> _TASK DATA_:
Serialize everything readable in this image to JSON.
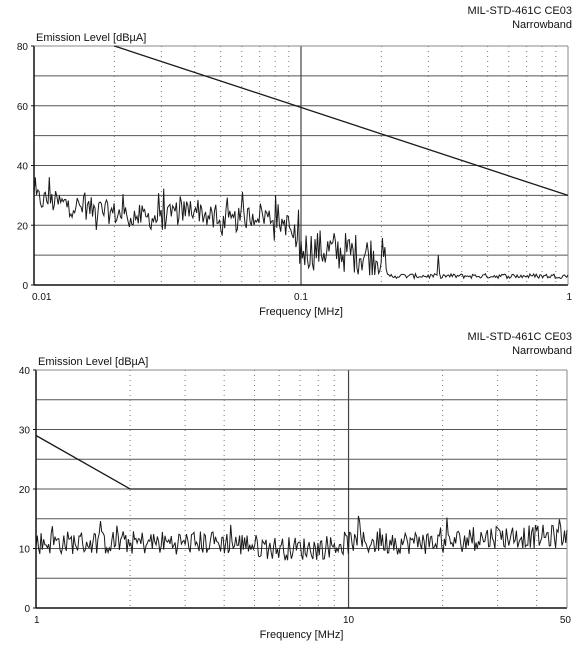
{
  "chart_data": [
    {
      "type": "line",
      "title": "MIL-STD-461C CE03",
      "subtitle": "Narrowband",
      "ylabel": "Emission Level [dBµA]",
      "xlabel": "Frequency [MHz]",
      "x_scale": "log",
      "xlim": [
        0.01,
        1
      ],
      "ylim": [
        0,
        80
      ],
      "x_ticks": [
        0.01,
        0.1,
        1
      ],
      "x_tick_labels": [
        "0.01",
        "0.1",
        "1"
      ],
      "y_ticks": [
        0,
        20,
        40,
        60,
        80
      ],
      "y_tick_labels": [
        "0",
        "20",
        "40",
        "60",
        "80"
      ],
      "grid": true,
      "series": [
        {
          "kind": "limit",
          "color": "#1a1a1a",
          "x": [
            0.02,
            1
          ],
          "y": [
            80,
            30
          ]
        },
        {
          "kind": "measured",
          "color": "#1a1a1a",
          "x": [
            0.01,
            0.02,
            0.03,
            0.04,
            0.05,
            0.07,
            0.09,
            0.1,
            0.12,
            0.15,
            0.2,
            0.21,
            0.3,
            0.5,
            0.7,
            1
          ],
          "y": [
            29,
            24,
            22,
            26,
            20,
            24,
            20,
            9,
            9,
            8,
            7,
            3,
            3,
            3,
            3,
            3
          ]
        }
      ]
    },
    {
      "type": "line",
      "title": "MIL-STD-461C CE03",
      "subtitle": "Narrowband",
      "ylabel": "Emission Level [dBµA]",
      "xlabel": "Frequency [MHz]",
      "x_scale": "log",
      "xlim": [
        1,
        50
      ],
      "ylim": [
        0,
        40
      ],
      "x_ticks": [
        1,
        10,
        50
      ],
      "x_tick_labels": [
        "1",
        "10",
        "50"
      ],
      "y_ticks": [
        0,
        10,
        20,
        30,
        40
      ],
      "y_tick_labels": [
        "0",
        "10",
        "20",
        "30",
        "40"
      ],
      "grid": true,
      "series": [
        {
          "kind": "limit",
          "color": "#1a1a1a",
          "x": [
            1,
            2,
            50
          ],
          "y": [
            29,
            20,
            20
          ]
        },
        {
          "kind": "measured",
          "color": "#1a1a1a",
          "x": [
            1,
            2,
            4,
            6,
            8,
            10,
            15,
            20,
            30,
            40,
            50
          ],
          "y": [
            11,
            11,
            11,
            10,
            10,
            11,
            11,
            11,
            12,
            12,
            12
          ]
        }
      ]
    }
  ]
}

> _EXERCISE BRIEF_:
Pictures are to be left out; repeat all the remaining data exactly.

> _RESULT_:
Serialize everything readable in this image to JSON.
{
  "chart_data": [
    {
      "type": "line",
      "title": "MIL-STD-461C CE03",
      "subtitle": "Narrowband",
      "ylabel": "Emission Level [dBµA]",
      "xlabel": "Frequency [MHz]",
      "x_scale": "log",
      "xlim": [
        0.01,
        1
      ],
      "ylim": [
        0,
        80
      ],
      "x_ticks": [
        0.01,
        0.1,
        1
      ],
      "x_tick_labels": [
        "0.01",
        "0.1",
        "1"
      ],
      "y_ticks": [
        0,
        20,
        40,
        60,
        80
      ],
      "y_tick_labels": [
        "0",
        "20",
        "40",
        "60",
        "80"
      ],
      "grid": true,
      "series": [
        {
          "kind": "limit",
          "color": "#1a1a1a",
          "x": [
            0.02,
            1
          ],
          "y": [
            80,
            30
          ]
        },
        {
          "kind": "measured",
          "color": "#1a1a1a",
          "x": [
            0.01,
            0.02,
            0.03,
            0.04,
            0.05,
            0.07,
            0.09,
            0.1,
            0.12,
            0.15,
            0.2,
            0.21,
            0.3,
            0.5,
            0.7,
            1
          ],
          "y": [
            29,
            24,
            22,
            26,
            20,
            24,
            20,
            9,
            9,
            8,
            7,
            3,
            3,
            3,
            3,
            3
          ]
        }
      ]
    },
    {
      "type": "line",
      "title": "MIL-STD-461C CE03",
      "subtitle": "Narrowband",
      "ylabel": "Emission Level [dBµA]",
      "xlabel": "Frequency [MHz]",
      "x_scale": "log",
      "xlim": [
        1,
        50
      ],
      "ylim": [
        0,
        40
      ],
      "x_ticks": [
        1,
        10,
        50
      ],
      "x_tick_labels": [
        "1",
        "10",
        "50"
      ],
      "y_ticks": [
        0,
        10,
        20,
        30,
        40
      ],
      "y_tick_labels": [
        "0",
        "10",
        "20",
        "30",
        "40"
      ],
      "grid": true,
      "series": [
        {
          "kind": "limit",
          "color": "#1a1a1a",
          "x": [
            1,
            2,
            50
          ],
          "y": [
            29,
            20,
            20
          ]
        },
        {
          "kind": "measured",
          "color": "#1a1a1a",
          "x": [
            1,
            2,
            4,
            6,
            8,
            10,
            15,
            20,
            30,
            40,
            50
          ],
          "y": [
            11,
            11,
            11,
            10,
            10,
            11,
            11,
            11,
            12,
            12,
            12
          ]
        }
      ]
    }
  ]
}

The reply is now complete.